→ Exercise directions: Extract the records below word for word and ignore the images.
<<<<
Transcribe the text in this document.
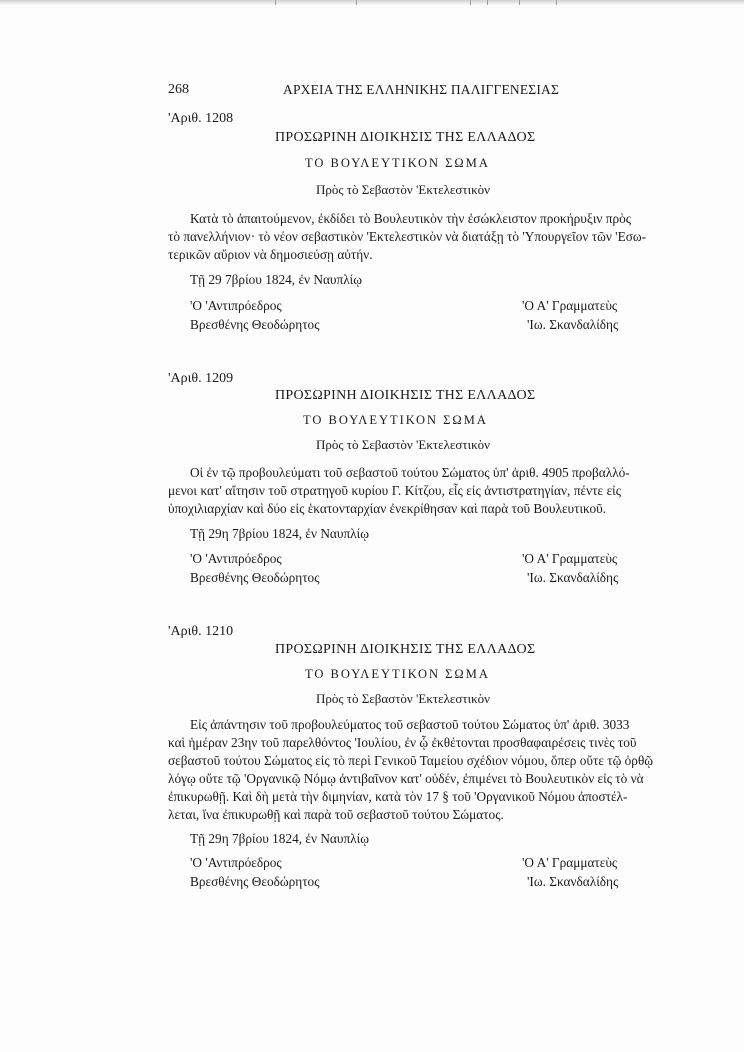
268	ΑΡΧΕΙΑ ΤΗΣ ΕΛΛΗΝΙΚΗΣ ΠΑΛΙΓΓΕΝΕΣΙΑΣ
'Αριθ. 1208
ΠΡΟΣΩΡΙΝΗ ΔΙΟΙΚΗΣΙΣ ΤΗΣ ΕΛΛΑΔΟΣ
ΤΟ ΒΟΥΛΕΥΤΙΚΟΝ ΣΩΜΑ
Πρὸς τὸ Σεβαστὸν 'Εκτελεστικὸν
Κατὰ τὸ ἀπαιτούμενον, ἐκδίδει τὸ Βουλευτικὸν τὴν ἐσώκλειστον προκήρυξιν πρὸς
τὸ πανελλήνιον· τὸ νέον σεβαστικὸν 'Εκτελεστικὸν νὰ διατάξῃ τὸ 'Υπουργεῖον τῶν 'Εσω-
τερικῶν αὔριον νὰ δημοσιεύσῃ αὐτήν.
Τῇ 29 7βρίου 1824, ἐν Ναυπλίῳ
'Ο 'Αντιπρόεδρος
Βρεσθένης Θεοδώρητος
'Ο Α' Γραμματεὺς
'Ιω. Σκανδαλίδης
'Αριθ. 1209
ΠΡΟΣΩΡΙΝΗ ΔΙΟΙΚΗΣΙΣ ΤΗΣ ΕΛΛΑΔΟΣ
ΤΟ ΒΟΥΛΕΥΤΙΚΟΝ ΣΩΜΑ
Πρὸς τὸ Σεβαστὸν 'Εκτελεστικὸν
Οἱ ἐν τῷ προβουλεύματι τοῦ σεβαστοῦ τούτου Σώματος ὑπ' ἀριθ. 4905 προβαλλό-
μενοι κατ' αἴτησιν τοῦ στρατηγοῦ κυρίου Γ. Κίτζου, εἷς εἰς ἀντιστρατηγίαν, πέντε εἰς
ὑποχιλιαρχίαν καὶ δύο εἰς ἑκατονταρχίαν ἐνεκρίθησαν καὶ παρὰ τοῦ Βουλευτικοῦ.
Τῇ 29η 7βρίου 1824, ἐν Ναυπλίῳ
'Ο 'Αντιπρόεδρος
Βρεσθένης Θεοδώρητος
'Ο Α' Γραμματεὺς
'Ιω. Σκανδαλίδης
'Αριθ. 1210
ΠΡΟΣΩΡΙΝΗ ΔΙΟΙΚΗΣΙΣ ΤΗΣ ΕΛΛΑΔΟΣ
ΤΟ ΒΟΥΛΕΥΤΙΚΟΝ ΣΩΜΑ
Πρὸς τὸ Σεβαστὸν 'Εκτελεστικὸν
Εἰς ἀπάντησιν τοῦ προβουλεύματος τοῦ σεβαστοῦ τούτου Σώματος ὑπ' ἀριθ. 3033
καὶ ἡμέραν 23ην τοῦ παρελθόντος 'Ιουλίου, ἐν ᾧ ἐκθέτονται προσθαφαιρέσεις τινὲς τοῦ
σεβαστοῦ τούτου Σώματος εἰς τὸ περὶ Γενικοῦ Ταμείου σχέδιον νόμου, ὅπερ οὔτε τῷ ὀρθῷ
λόγῳ οὔτε τῷ 'Οργανικῷ Νόμῳ ἀντιβαῖνον κατ' οὐδέν, ἐπιμένει τὸ Βουλευτικὸν εἰς τὸ νὰ
ἐπικυρωθῇ. Καὶ δὴ μετὰ τὴν διμηνίαν, κατὰ τὸν 17 § τοῦ 'Οργανικοῦ Νόμου ἀποστέλ-
λεται, ἵνα ἐπικυρωθῇ καὶ παρὰ τοῦ σεβαστοῦ τούτου Σώματος.
Τῇ 29η 7βρίου 1824, ἐν Ναυπλίῳ
'Ο 'Αντιπρόεδρος
Βρεσθένης Θεοδώρητος
'Ο Α' Γραμματεὺς
'Ιω. Σκανδαλίδης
>>>>
→ Correct answer:
Transcribe the text in this document.
268	ΑΡΧΕΙΑ ΤΗΣ ΕΛΛΗΝΙΚΗΣ ΠΑΛΙΓΓΕΝΕΣΙΑΣ
'Αριθ. 1208
ΠΡΟΣΩΡΙΝΗ ΔΙΟΙΚΗΣΙΣ ΤΗΣ ΕΛΛΑΔΟΣ
ΤΟ ΒΟΥΛΕΥΤΙΚΟΝ ΣΩΜΑ
Πρὸς τὸ Σεβαστὸν 'Εκτελεστικὸν
Κατὰ τὸ ἀπαιτούμενον, ἐκδίδει τὸ Βουλευτικὸν τὴν ἐσώκλειστον προκήρυξιν πρὸς
τὸ πανελλήνιον· τὸ νέον σεβαστικὸν 'Εκτελεστικὸν νὰ διατάξῃ τὸ 'Υπουργεῖον τῶν 'Εσω-
τερικῶν αὔριον νὰ δημοσιεύσῃ αὐτήν.
Τῇ 29 7βρίου 1824, ἐν Ναυπλίῳ
'Ο 'Αντιπρόεδρος
Βρεσθένης Θεοδώρητος
'Ο Α' Γραμματεὺς
'Ιω. Σκανδαλίδης
'Αριθ. 1209
ΠΡΟΣΩΡΙΝΗ ΔΙΟΙΚΗΣΙΣ ΤΗΣ ΕΛΛΑΔΟΣ
ΤΟ ΒΟΥΛΕΥΤΙΚΟΝ ΣΩΜΑ
Πρὸς τὸ Σεβαστὸν 'Εκτελεστικὸν
Οἱ ἐν τῷ προβουλεύματι τοῦ σεβαστοῦ τούτου Σώματος ὑπ' ἀριθ. 4905 προβαλλό-
μενοι κατ' αἴτησιν τοῦ στρατηγοῦ κυρίου Γ. Κίτζου, εἷς εἰς ἀντιστρατηγίαν, πέντε εἰς
ὑποχιλιαρχίαν καὶ δύο εἰς ἑκατονταρχίαν ἐνεκρίθησαν καὶ παρὰ τοῦ Βουλευτικοῦ.
Τῇ 29η 7βρίου 1824, ἐν Ναυπλίῳ
'Ο 'Αντιπρόεδρος
Βρεσθένης Θεοδώρητος
'Ο Α' Γραμματεὺς
'Ιω. Σκανδαλίδης
'Αριθ. 1210
ΠΡΟΣΩΡΙΝΗ ΔΙΟΙΚΗΣΙΣ ΤΗΣ ΕΛΛΑΔΟΣ
ΤΟ ΒΟΥΛΕΥΤΙΚΟΝ ΣΩΜΑ
Πρὸς τὸ Σεβαστὸν 'Εκτελεστικὸν
Εἰς ἀπάντησιν τοῦ προβουλεύματος τοῦ σεβαστοῦ τούτου Σώματος ὑπ' ἀριθ. 3033
καὶ ἡμέραν 23ην τοῦ παρελθόντος 'Ιουλίου, ἐν ᾧ ἐκθέτονται προσθαφαιρέσεις τινὲς τοῦ
σεβαστοῦ τούτου Σώματος εἰς τὸ περὶ Γενικοῦ Ταμείου σχέδιον νόμου, ὅπερ οὔτε τῷ ὀρθῷ
λόγῳ οὔτε τῷ 'Οργανικῷ Νόμῳ ἀντιβαῖνον κατ' οὐδέν, ἐπιμένει τὸ Βουλευτικὸν εἰς τὸ νὰ
ἐπικυρωθῇ. Καὶ δὴ μετὰ τὴν διμηνίαν, κατὰ τὸν 17 § τοῦ 'Οργανικοῦ Νόμου ἀποστέλ-
λεται, ἵνα ἐπικυρωθῇ καὶ παρὰ τοῦ σεβαστοῦ τούτου Σώματος.
Τῇ 29η 7βρίου 1824, ἐν Ναυπλίῳ
'Ο 'Αντιπρόεδρος
Βρεσθένης Θεοδώρητος
'Ο Α' Γραμματεὺς
'Ιω. Σκανδαλίδης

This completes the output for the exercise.